--- Start of Data rows ---

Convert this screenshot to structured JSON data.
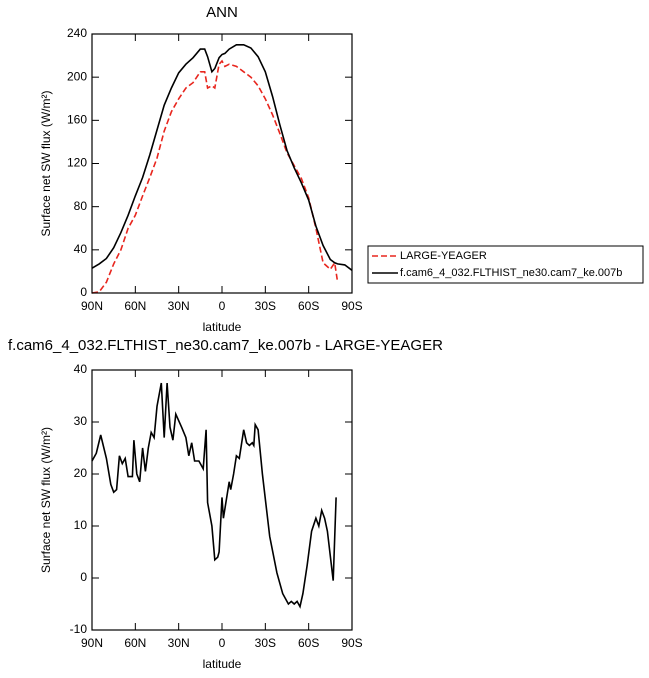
{
  "chart_data": [
    {
      "type": "line",
      "title": "ANN",
      "xlabel": "latitude",
      "ylabel": "Surface net SW flux (W/m²)",
      "x": [
        90,
        85,
        80,
        75,
        70,
        65,
        60,
        55,
        50,
        45,
        40,
        35,
        30,
        25,
        20,
        15,
        12,
        10,
        7,
        5,
        2,
        0,
        -2,
        -5,
        -10,
        -15,
        -20,
        -25,
        -30,
        -35,
        -40,
        -45,
        -50,
        -55,
        -60,
        -65,
        -70,
        -75,
        -78,
        -80,
        -85,
        -90
      ],
      "series": [
        {
          "name": "LARGE-YEAGER",
          "color": "#e8261e",
          "dash": true,
          "values": [
            0,
            1,
            10,
            27,
            40,
            60,
            72,
            90,
            107,
            125,
            150,
            168,
            180,
            190,
            195,
            205,
            205,
            190,
            192,
            190,
            212,
            215,
            210,
            212,
            210,
            205,
            200,
            192,
            180,
            165,
            148,
            130,
            118,
            106,
            88,
            60,
            28,
            22,
            28,
            10,
            null,
            null
          ]
        },
        {
          "name": "f.cam6_4_032.FLTHIST_ne30.cam7_ke.007b",
          "color": "#000000",
          "dash": false,
          "values": [
            23,
            27,
            32,
            42,
            56,
            72,
            90,
            107,
            128,
            151,
            174,
            190,
            204,
            212,
            218,
            226,
            226,
            219,
            205,
            208,
            218,
            221,
            222,
            226,
            230,
            230,
            227,
            219,
            205,
            182,
            156,
            132,
            116,
            102,
            86,
            62,
            44,
            31,
            28,
            27,
            26,
            21
          ]
        }
      ],
      "xlim": [
        90,
        -90
      ],
      "ylim": [
        0,
        240
      ],
      "xticks": [
        {
          "value": 90,
          "label": "90N"
        },
        {
          "value": 60,
          "label": "60N"
        },
        {
          "value": 30,
          "label": "30N"
        },
        0,
        {
          "value": -30,
          "label": "30S"
        },
        {
          "value": -60,
          "label": "60S"
        },
        {
          "value": -90,
          "label": "90S"
        }
      ],
      "yticks": [
        0,
        40,
        80,
        120,
        160,
        200,
        240
      ]
    },
    {
      "type": "line",
      "title": "f.cam6_4_032.FLTHIST_ne30.cam7_ke.007b - LARGE-YEAGER",
      "xlabel": "latitude",
      "ylabel": "Surface net SW flux (W/m²)",
      "x": [
        90,
        87,
        84,
        80,
        77,
        75,
        73,
        71,
        69,
        67,
        65,
        62,
        61,
        59,
        57,
        55,
        53,
        51,
        49,
        47,
        45,
        42,
        40,
        38,
        36,
        34,
        32,
        28,
        25,
        23,
        21,
        19,
        16,
        13,
        11,
        10,
        7,
        5,
        3,
        2,
        0,
        -1,
        -3,
        -5,
        -6,
        -8,
        -10,
        -12,
        -15,
        -17,
        -19,
        -21,
        -22,
        -23,
        -25,
        -28,
        -33,
        -38,
        -42,
        -46,
        -48,
        -50,
        -52,
        -54,
        -56,
        -59,
        -62,
        -65,
        -67,
        -69,
        -71,
        -73,
        -77,
        -79
      ],
      "values": [
        22.5,
        24,
        27.5,
        23,
        18,
        16.5,
        17,
        23.5,
        22,
        23,
        19.5,
        19.5,
        26.5,
        20,
        18.5,
        25,
        20.5,
        25,
        28,
        27,
        33,
        37.5,
        27,
        37.5,
        29,
        26.5,
        31.5,
        29,
        27,
        23.5,
        26,
        22.5,
        22.5,
        21,
        28.5,
        14.5,
        10,
        3.5,
        4,
        5,
        15.5,
        11.5,
        15,
        18.5,
        17,
        20,
        23.5,
        23,
        28.5,
        26,
        25.5,
        26,
        25.5,
        29.5,
        28.5,
        20,
        8,
        1,
        -3,
        -5,
        -4.5,
        -5,
        -4.5,
        -5.5,
        -3,
        2.5,
        9,
        11.5,
        10,
        13,
        11.5,
        9,
        -0.5,
        15.5
      ],
      "color": "#000000",
      "xlim": [
        90,
        -90
      ],
      "ylim": [
        -10,
        40
      ],
      "xticks": [
        {
          "value": 90,
          "label": "90N"
        },
        {
          "value": 60,
          "label": "60N"
        },
        {
          "value": 30,
          "label": "30N"
        },
        0,
        {
          "value": -30,
          "label": "30S"
        },
        {
          "value": -60,
          "label": "60S"
        },
        {
          "value": -90,
          "label": "90S"
        }
      ],
      "yticks": [
        -10,
        0,
        10,
        20,
        30,
        40
      ]
    }
  ]
}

--- End of Data rows ---

Work required:
Word for word, quote the full listing, omitting every picture.

Task solution:
Convert this screenshot to structured JSON data.
{
  "chart_data": [
    {
      "type": "line",
      "title": "ANN",
      "xlabel": "latitude",
      "ylabel": "Surface net SW flux (W/m²)",
      "x": [
        90,
        85,
        80,
        75,
        70,
        65,
        60,
        55,
        50,
        45,
        40,
        35,
        30,
        25,
        20,
        15,
        12,
        10,
        7,
        5,
        2,
        0,
        -2,
        -5,
        -10,
        -15,
        -20,
        -25,
        -30,
        -35,
        -40,
        -45,
        -50,
        -55,
        -60,
        -65,
        -70,
        -75,
        -78,
        -80,
        -85,
        -90
      ],
      "series": [
        {
          "name": "LARGE-YEAGER",
          "color": "#e8261e",
          "dash": true,
          "values": [
            0,
            1,
            10,
            27,
            40,
            60,
            72,
            90,
            107,
            125,
            150,
            168,
            180,
            190,
            195,
            205,
            205,
            190,
            192,
            190,
            212,
            215,
            210,
            212,
            210,
            205,
            200,
            192,
            180,
            165,
            148,
            130,
            118,
            106,
            88,
            60,
            28,
            22,
            28,
            10,
            null,
            null
          ]
        },
        {
          "name": "f.cam6_4_032.FLTHIST_ne30.cam7_ke.007b",
          "color": "#000000",
          "dash": false,
          "values": [
            23,
            27,
            32,
            42,
            56,
            72,
            90,
            107,
            128,
            151,
            174,
            190,
            204,
            212,
            218,
            226,
            226,
            219,
            205,
            208,
            218,
            221,
            222,
            226,
            230,
            230,
            227,
            219,
            205,
            182,
            156,
            132,
            116,
            102,
            86,
            62,
            44,
            31,
            28,
            27,
            26,
            21
          ]
        }
      ],
      "xlim": [
        90,
        -90
      ],
      "ylim": [
        0,
        240
      ],
      "xticks": [
        {
          "value": 90,
          "label": "90N"
        },
        {
          "value": 60,
          "label": "60N"
        },
        {
          "value": 30,
          "label": "30N"
        },
        0,
        {
          "value": -30,
          "label": "30S"
        },
        {
          "value": -60,
          "label": "60S"
        },
        {
          "value": -90,
          "label": "90S"
        }
      ],
      "yticks": [
        0,
        40,
        80,
        120,
        160,
        200,
        240
      ]
    },
    {
      "type": "line",
      "title": "f.cam6_4_032.FLTHIST_ne30.cam7_ke.007b - LARGE-YEAGER",
      "xlabel": "latitude",
      "ylabel": "Surface net SW flux (W/m²)",
      "x": [
        90,
        87,
        84,
        80,
        77,
        75,
        73,
        71,
        69,
        67,
        65,
        62,
        61,
        59,
        57,
        55,
        53,
        51,
        49,
        47,
        45,
        42,
        40,
        38,
        36,
        34,
        32,
        28,
        25,
        23,
        21,
        19,
        16,
        13,
        11,
        10,
        7,
        5,
        3,
        2,
        0,
        -1,
        -3,
        -5,
        -6,
        -8,
        -10,
        -12,
        -15,
        -17,
        -19,
        -21,
        -22,
        -23,
        -25,
        -28,
        -33,
        -38,
        -42,
        -46,
        -48,
        -50,
        -52,
        -54,
        -56,
        -59,
        -62,
        -65,
        -67,
        -69,
        -71,
        -73,
        -77,
        -79
      ],
      "values": [
        22.5,
        24,
        27.5,
        23,
        18,
        16.5,
        17,
        23.5,
        22,
        23,
        19.5,
        19.5,
        26.5,
        20,
        18.5,
        25,
        20.5,
        25,
        28,
        27,
        33,
        37.5,
        27,
        37.5,
        29,
        26.5,
        31.5,
        29,
        27,
        23.5,
        26,
        22.5,
        22.5,
        21,
        28.5,
        14.5,
        10,
        3.5,
        4,
        5,
        15.5,
        11.5,
        15,
        18.5,
        17,
        20,
        23.5,
        23,
        28.5,
        26,
        25.5,
        26,
        25.5,
        29.5,
        28.5,
        20,
        8,
        1,
        -3,
        -5,
        -4.5,
        -5,
        -4.5,
        -5.5,
        -3,
        2.5,
        9,
        11.5,
        10,
        13,
        11.5,
        9,
        -0.5,
        15.5
      ],
      "color": "#000000",
      "xlim": [
        90,
        -90
      ],
      "ylim": [
        -10,
        40
      ],
      "xticks": [
        {
          "value": 90,
          "label": "90N"
        },
        {
          "value": 60,
          "label": "60N"
        },
        {
          "value": 30,
          "label": "30N"
        },
        0,
        {
          "value": -30,
          "label": "30S"
        },
        {
          "value": -60,
          "label": "60S"
        },
        {
          "value": -90,
          "label": "90S"
        }
      ],
      "yticks": [
        -10,
        0,
        10,
        20,
        30,
        40
      ]
    }
  ]
}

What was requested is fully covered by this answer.